Records excerpted from a collection:
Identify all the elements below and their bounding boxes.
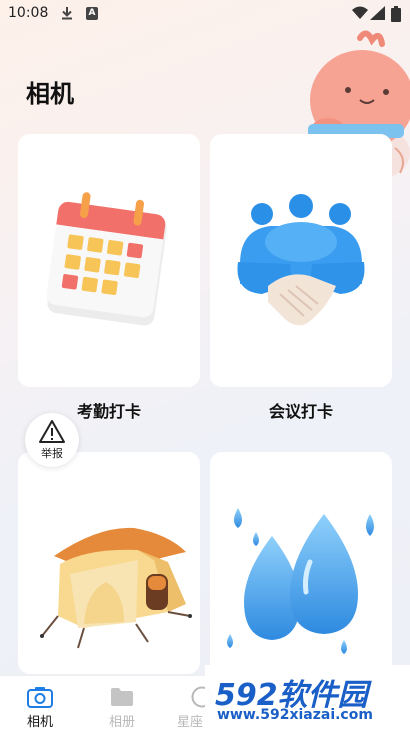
signal-icon (370, 6, 385, 20)
status-time: 10:08 (8, 5, 49, 21)
battery-icon (391, 6, 401, 22)
meeting-card[interactable] (210, 134, 392, 387)
a-badge-icon: A (86, 7, 98, 20)
tent-icon (40, 527, 192, 649)
attendance-card[interactable] (18, 134, 200, 387)
handshake-icon (237, 194, 365, 326)
watermark-url: www.592xiazai.com (217, 707, 373, 723)
status-bar: 10:08 A (0, 0, 410, 28)
water-card[interactable] (210, 452, 392, 674)
report-button[interactable]: 举报 (25, 413, 79, 467)
page-title: 相机 (26, 80, 74, 108)
camping-card[interactable] (18, 452, 200, 674)
wifi-icon (352, 6, 368, 19)
meeting-card-label: 会议打卡 (268, 402, 333, 421)
folder-icon (111, 688, 133, 706)
calendar-icon (46, 192, 167, 326)
tab-camera[interactable]: 相机 (0, 676, 80, 730)
tab-camera-label: 相机 (26, 715, 53, 730)
site-watermark: 592软件园 www.592xiazai.com (205, 665, 410, 730)
warning-icon (39, 420, 65, 443)
water-drops-icon (227, 508, 374, 654)
download-icon (62, 7, 72, 20)
camera-icon (27, 687, 53, 708)
report-label: 举报 (41, 447, 63, 460)
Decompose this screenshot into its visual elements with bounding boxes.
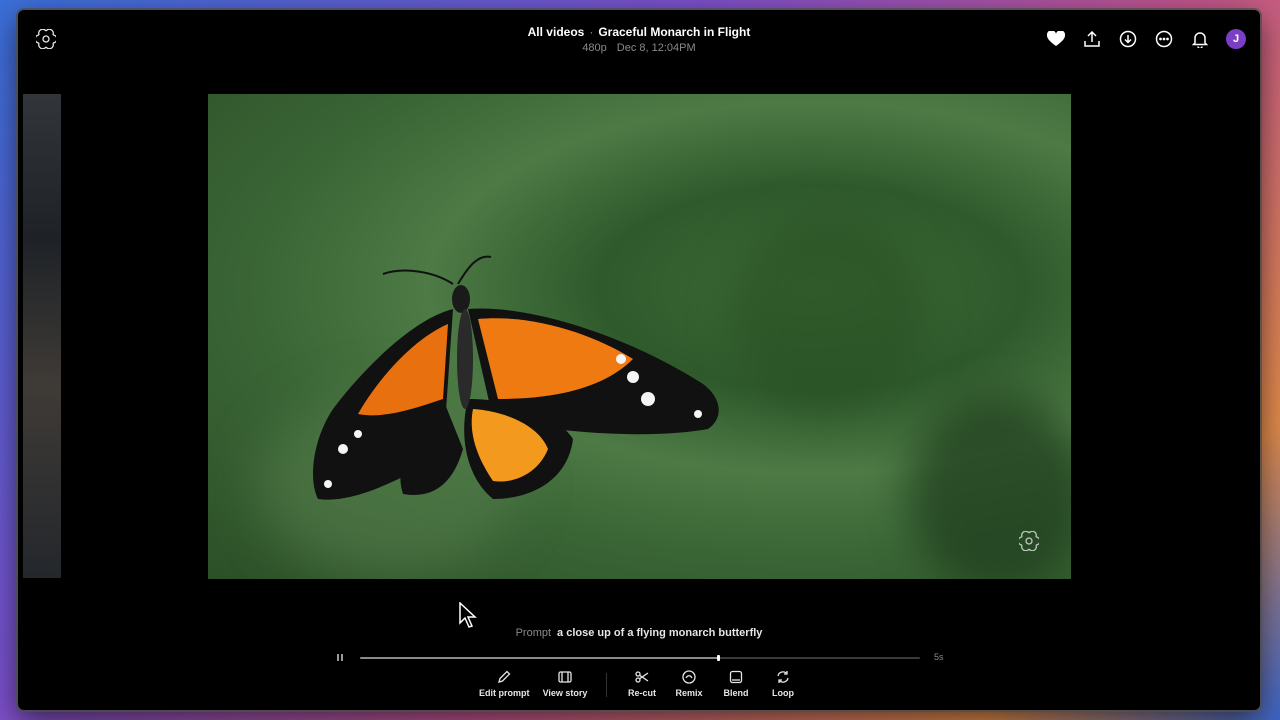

→ The exercise
Can you arrange the entries, starting with the line containing "signal-icon (370, 6, 385, 20)" and going on through the line containing "report-button[interactable]: 举报 (25, 413, 79, 467)", as a JSON list of strings with one string per line and blank lines omitted?

→ The output
[
  "signal-icon (370, 6, 385, 20)",
  "status-time: 10:08 (8, 5, 49, 21)",
  "battery-icon (391, 6, 401, 22)",
  "meeting-card[interactable] (210, 134, 392, 387)",
  "a-badge-icon: A (86, 7, 98, 20)",
  "tent-icon (40, 527, 192, 649)",
  "attendance-card[interactable] (18, 134, 200, 387)",
  "handshake-icon (237, 194, 365, 326)",
  "watermark-url: www.592xiazai.com (217, 707, 373, 723)",
  "status-bar: 10:08 A (0, 0, 410, 28)",
  "water-card[interactable] (210, 452, 392, 674)",
  "report-button[interactable]: 举报 (25, 413, 79, 467)"
]